__EXERCISE TASK__.
Copy every line of the data that contains the string "plane".

__DATA LINES__.
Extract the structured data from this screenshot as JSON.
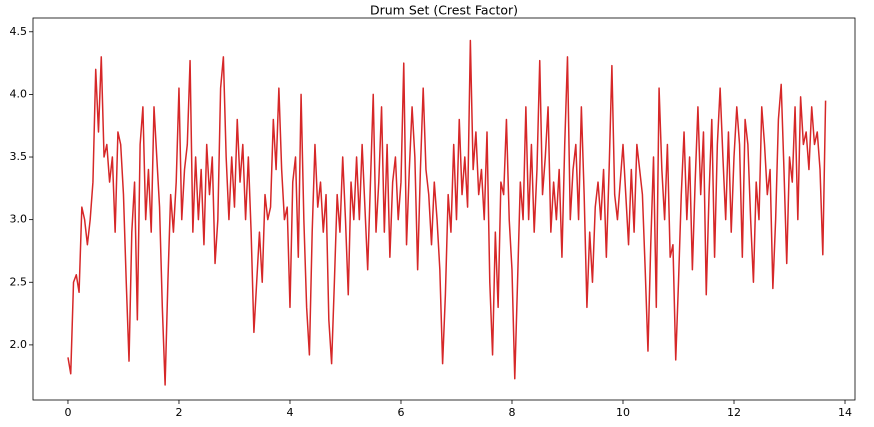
{
  "chart_data": {
    "type": "line",
    "title": "Drum Set (Crest Factor)",
    "color": "#d62728",
    "xlim": [
      -0.63,
      14.18
    ],
    "ylim": [
      1.56,
      4.61
    ],
    "xticks": [
      0,
      2,
      4,
      6,
      8,
      10,
      12,
      14
    ],
    "yticks": [
      {
        "value": 2,
        "label": "2.0"
      },
      2.5,
      {
        "value": 3,
        "label": "3.0"
      },
      3.5,
      {
        "value": 4,
        "label": "4.0"
      },
      4.5
    ],
    "x": [
      0,
      0.05,
      0.1,
      0.15,
      0.2,
      0.25,
      0.3,
      0.35,
      0.4,
      0.45,
      0.5,
      0.55,
      0.6,
      0.65,
      0.7,
      0.75,
      0.8,
      0.85,
      0.9,
      0.95,
      1,
      1.05,
      1.1,
      1.15,
      1.2,
      1.25,
      1.3,
      1.35,
      1.4,
      1.45,
      1.5,
      1.55,
      1.6,
      1.65,
      1.7,
      1.75,
      1.8,
      1.85,
      1.9,
      1.95,
      2,
      2.05,
      2.1,
      2.15,
      2.2,
      2.25,
      2.3,
      2.35,
      2.4,
      2.45,
      2.5,
      2.55,
      2.6,
      2.65,
      2.7,
      2.75,
      2.8,
      2.85,
      2.9,
      2.95,
      3,
      3.05,
      3.1,
      3.15,
      3.2,
      3.25,
      3.3,
      3.35,
      3.4,
      3.45,
      3.5,
      3.55,
      3.6,
      3.65,
      3.7,
      3.75,
      3.8,
      3.85,
      3.9,
      3.95,
      4,
      4.05,
      4.1,
      4.15,
      4.2,
      4.25,
      4.3,
      4.35,
      4.4,
      4.45,
      4.5,
      4.55,
      4.6,
      4.65,
      4.7,
      4.75,
      4.8,
      4.85,
      4.9,
      4.95,
      5,
      5.05,
      5.1,
      5.15,
      5.2,
      5.25,
      5.3,
      5.35,
      5.4,
      5.45,
      5.5,
      5.55,
      5.6,
      5.65,
      5.7,
      5.75,
      5.8,
      5.85,
      5.9,
      5.95,
      6,
      6.05,
      6.1,
      6.15,
      6.2,
      6.25,
      6.3,
      6.35,
      6.4,
      6.45,
      6.5,
      6.55,
      6.6,
      6.65,
      6.7,
      6.75,
      6.8,
      6.85,
      6.9,
      6.95,
      7,
      7.05,
      7.1,
      7.15,
      7.2,
      7.25,
      7.3,
      7.35,
      7.4,
      7.45,
      7.5,
      7.55,
      7.6,
      7.65,
      7.7,
      7.75,
      7.8,
      7.85,
      7.9,
      7.95,
      8,
      8.05,
      8.1,
      8.15,
      8.2,
      8.25,
      8.3,
      8.35,
      8.4,
      8.45,
      8.5,
      8.55,
      8.6,
      8.65,
      8.7,
      8.75,
      8.8,
      8.85,
      8.9,
      8.95,
      9,
      9.05,
      9.1,
      9.15,
      9.2,
      9.25,
      9.3,
      9.35,
      9.4,
      9.45,
      9.5,
      9.55,
      9.6,
      9.65,
      9.7,
      9.75,
      9.8,
      9.85,
      9.9,
      9.95,
      10,
      10.05,
      10.1,
      10.15,
      10.2,
      10.25,
      10.3,
      10.35,
      10.4,
      10.45,
      10.5,
      10.55,
      10.6,
      10.65,
      10.7,
      10.75,
      10.8,
      10.85,
      10.9,
      10.95,
      11,
      11.05,
      11.1,
      11.15,
      11.2,
      11.25,
      11.3,
      11.35,
      11.4,
      11.45,
      11.5,
      11.55,
      11.6,
      11.65,
      11.7,
      11.75,
      11.8,
      11.85,
      11.9,
      11.95,
      12,
      12.05,
      12.1,
      12.15,
      12.2,
      12.25,
      12.3,
      12.35,
      12.4,
      12.45,
      12.5,
      12.55,
      12.6,
      12.65,
      12.7,
      12.75,
      12.8,
      12.85,
      12.9,
      12.95,
      13,
      13.05,
      13.1,
      13.15,
      13.2,
      13.25,
      13.3,
      13.35,
      13.4,
      13.45,
      13.5,
      13.55,
      13.6,
      13.65
    ],
    "values": [
      1.9,
      1.77,
      2.5,
      2.56,
      2.42,
      3.1,
      3.0,
      2.8,
      3.0,
      3.3,
      4.2,
      3.7,
      4.3,
      3.5,
      3.6,
      3.3,
      3.5,
      2.9,
      3.7,
      3.6,
      3.2,
      2.5,
      1.87,
      2.9,
      3.3,
      2.2,
      3.6,
      3.9,
      3.0,
      3.4,
      2.9,
      3.9,
      3.5,
      3.1,
      2.3,
      1.68,
      2.5,
      3.2,
      2.9,
      3.3,
      4.05,
      3.0,
      3.4,
      3.6,
      4.27,
      2.9,
      3.5,
      3.0,
      3.4,
      2.8,
      3.6,
      3.2,
      3.5,
      2.65,
      3.0,
      4.05,
      4.3,
      3.5,
      3.0,
      3.5,
      3.1,
      3.8,
      3.3,
      3.6,
      3.0,
      3.5,
      2.9,
      2.1,
      2.5,
      2.9,
      2.5,
      3.2,
      3.0,
      3.1,
      3.8,
      3.4,
      4.05,
      3.4,
      3.0,
      3.1,
      2.3,
      3.3,
      3.5,
      2.7,
      4.0,
      3.0,
      2.3,
      1.92,
      2.9,
      3.6,
      3.1,
      3.3,
      2.9,
      3.2,
      2.2,
      1.85,
      2.5,
      3.2,
      2.9,
      3.5,
      3.0,
      2.4,
      3.3,
      3.0,
      3.5,
      3.0,
      3.6,
      3.1,
      2.6,
      3.3,
      4.0,
      2.9,
      3.3,
      3.9,
      2.9,
      3.6,
      2.7,
      3.3,
      3.5,
      3.0,
      3.3,
      4.25,
      2.8,
      3.4,
      3.9,
      3.5,
      2.6,
      3.4,
      4.05,
      3.4,
      3.2,
      2.8,
      3.3,
      3.0,
      2.6,
      1.85,
      2.4,
      3.2,
      2.9,
      3.6,
      3.0,
      3.8,
      3.2,
      3.5,
      3.1,
      4.43,
      3.4,
      3.7,
      3.2,
      3.4,
      3.0,
      3.7,
      2.5,
      1.92,
      2.9,
      2.3,
      3.3,
      3.2,
      3.8,
      3.0,
      2.6,
      1.73,
      2.5,
      3.3,
      3.0,
      3.9,
      3.0,
      3.6,
      2.9,
      3.4,
      4.27,
      3.2,
      3.5,
      3.9,
      2.9,
      3.3,
      3.0,
      3.4,
      2.7,
      3.6,
      4.3,
      3.0,
      3.4,
      3.6,
      3.0,
      3.9,
      3.2,
      2.3,
      2.9,
      2.5,
      3.1,
      3.3,
      3.0,
      3.4,
      2.7,
      3.4,
      4.23,
      3.2,
      3.0,
      3.3,
      3.6,
      3.2,
      2.8,
      3.4,
      2.9,
      3.6,
      3.4,
      3.2,
      2.6,
      1.95,
      2.8,
      3.5,
      2.3,
      4.05,
      3.4,
      3.0,
      3.6,
      2.7,
      2.8,
      1.88,
      2.5,
      3.2,
      3.7,
      3.0,
      3.5,
      2.6,
      3.3,
      3.9,
      3.2,
      3.7,
      2.4,
      3.2,
      3.8,
      2.7,
      3.6,
      4.05,
      3.5,
      3.0,
      3.7,
      2.9,
      3.5,
      3.9,
      3.6,
      2.7,
      3.8,
      3.6,
      3.0,
      2.5,
      3.3,
      3.0,
      3.9,
      3.6,
      3.2,
      3.4,
      2.45,
      3.0,
      3.8,
      4.08,
      3.4,
      2.65,
      3.5,
      3.3,
      3.9,
      3.0,
      3.98,
      3.6,
      3.7,
      3.4,
      3.9,
      3.6,
      3.7,
      3.4,
      2.72,
      3.95
    ]
  }
}
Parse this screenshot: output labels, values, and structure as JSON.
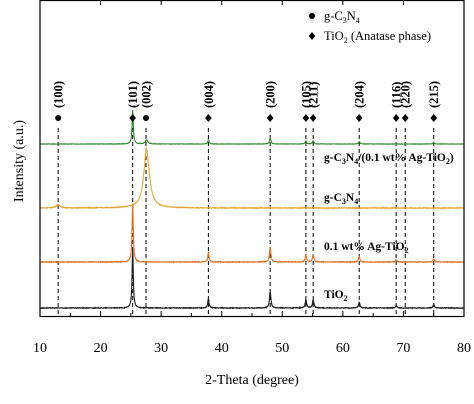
{
  "chart_data": {
    "type": "line",
    "title": "",
    "xlabel": "2-Theta (degree)",
    "ylabel": "Intensity (a.u.)",
    "xlim": [
      10,
      80
    ],
    "x_ticks": [
      10,
      20,
      30,
      40,
      50,
      60,
      70,
      80
    ],
    "y_ticks_shown": false,
    "grid": false,
    "legend": {
      "placement": "top-right",
      "entries": [
        {
          "marker": "circle",
          "text": "g-C",
          "sub1": "3",
          "mid": "N",
          "sub2": "4",
          "tail": ""
        },
        {
          "marker": "diamond",
          "text": "TiO",
          "sub1": "2",
          "mid": " (Anatase phase)",
          "sub2": "",
          "tail": ""
        }
      ]
    },
    "reference_lines": [
      {
        "x": 13.0,
        "plane": "(100)",
        "marker": "circle"
      },
      {
        "x": 25.3,
        "plane": "(101)",
        "marker": "diamond"
      },
      {
        "x": 27.5,
        "plane": "(002)",
        "marker": "circle"
      },
      {
        "x": 37.8,
        "plane": "(004)",
        "marker": "diamond"
      },
      {
        "x": 48.0,
        "plane": "(200)",
        "marker": "diamond"
      },
      {
        "x": 53.9,
        "plane": "(105)",
        "marker": "diamond"
      },
      {
        "x": 55.1,
        "plane": "(211)",
        "marker": "diamond"
      },
      {
        "x": 62.7,
        "plane": "(204)",
        "marker": "diamond"
      },
      {
        "x": 68.8,
        "plane": "(116)",
        "marker": "diamond"
      },
      {
        "x": 70.3,
        "plane": "(220)",
        "marker": "diamond"
      },
      {
        "x": 75.0,
        "plane": "(215)",
        "marker": "diamond"
      }
    ],
    "series": [
      {
        "label": {
          "text": "g-C",
          "sub1": "3",
          "mid": "N",
          "sub2": "4",
          "tail": "/(0.1 wt% Ag-TiO",
          "sub3": "2",
          "end": ")"
        },
        "color": "#2e8b2e",
        "baseline": 0.0,
        "peaks": [
          {
            "x": 25.3,
            "h": 1.0,
            "w": 0.12
          },
          {
            "x": 27.6,
            "h": 0.12,
            "w": 0.25
          },
          {
            "x": 37.8,
            "h": 0.12,
            "w": 0.12
          },
          {
            "x": 48.0,
            "h": 0.17,
            "w": 0.14
          },
          {
            "x": 53.9,
            "h": 0.09,
            "w": 0.14
          },
          {
            "x": 55.1,
            "h": 0.09,
            "w": 0.14
          },
          {
            "x": 62.7,
            "h": 0.07,
            "w": 0.14
          },
          {
            "x": 75.0,
            "h": 0.05,
            "w": 0.14
          }
        ]
      },
      {
        "label": {
          "text": "g-C",
          "sub1": "3",
          "mid": "N",
          "sub2": "4",
          "tail": "",
          "sub3": "",
          "end": ""
        },
        "color": "#e2a73a",
        "baseline": 0.0,
        "peaks": [
          {
            "x": 13.0,
            "h": 0.05,
            "w": 0.4
          },
          {
            "x": 27.6,
            "h": 0.95,
            "w": 0.55
          }
        ]
      },
      {
        "label": {
          "text": "0.1 wt% Ag-TiO",
          "sub1": "2",
          "mid": "",
          "sub2": "",
          "tail": "",
          "sub3": "",
          "end": ""
        },
        "color": "#e07020",
        "baseline": 0.0,
        "peaks": [
          {
            "x": 25.3,
            "h": 1.0,
            "w": 0.12
          },
          {
            "x": 37.8,
            "h": 0.17,
            "w": 0.12
          },
          {
            "x": 48.0,
            "h": 0.25,
            "w": 0.14
          },
          {
            "x": 53.9,
            "h": 0.12,
            "w": 0.14
          },
          {
            "x": 55.1,
            "h": 0.12,
            "w": 0.14
          },
          {
            "x": 62.7,
            "h": 0.09,
            "w": 0.14
          },
          {
            "x": 68.8,
            "h": 0.04,
            "w": 0.14
          },
          {
            "x": 75.0,
            "h": 0.05,
            "w": 0.14
          }
        ]
      },
      {
        "label": {
          "text": "TiO",
          "sub1": "2",
          "mid": "",
          "sub2": "",
          "tail": "",
          "sub3": "",
          "end": ""
        },
        "color": "#1a1a1a",
        "baseline": 0.0,
        "peaks": [
          {
            "x": 25.3,
            "h": 1.0,
            "w": 0.12
          },
          {
            "x": 37.8,
            "h": 0.17,
            "w": 0.12
          },
          {
            "x": 48.0,
            "h": 0.28,
            "w": 0.14
          },
          {
            "x": 53.9,
            "h": 0.14,
            "w": 0.14
          },
          {
            "x": 55.1,
            "h": 0.14,
            "w": 0.14
          },
          {
            "x": 62.7,
            "h": 0.1,
            "w": 0.14
          },
          {
            "x": 68.8,
            "h": 0.04,
            "w": 0.14
          },
          {
            "x": 75.0,
            "h": 0.06,
            "w": 0.14
          }
        ]
      }
    ]
  }
}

__RESULT OF THIS TASK__.
        "plane": "(100)",
        "plane": "(101)",
        "plane": "(002)",
        "plane": "(004)",
        "plane": "(200)",
        "plane": "(105)",
        "plane": "(211)",
        "plane": "(204)",
        "plane": "(116)",
        "plane": "(220)",
        "plane": "(215)",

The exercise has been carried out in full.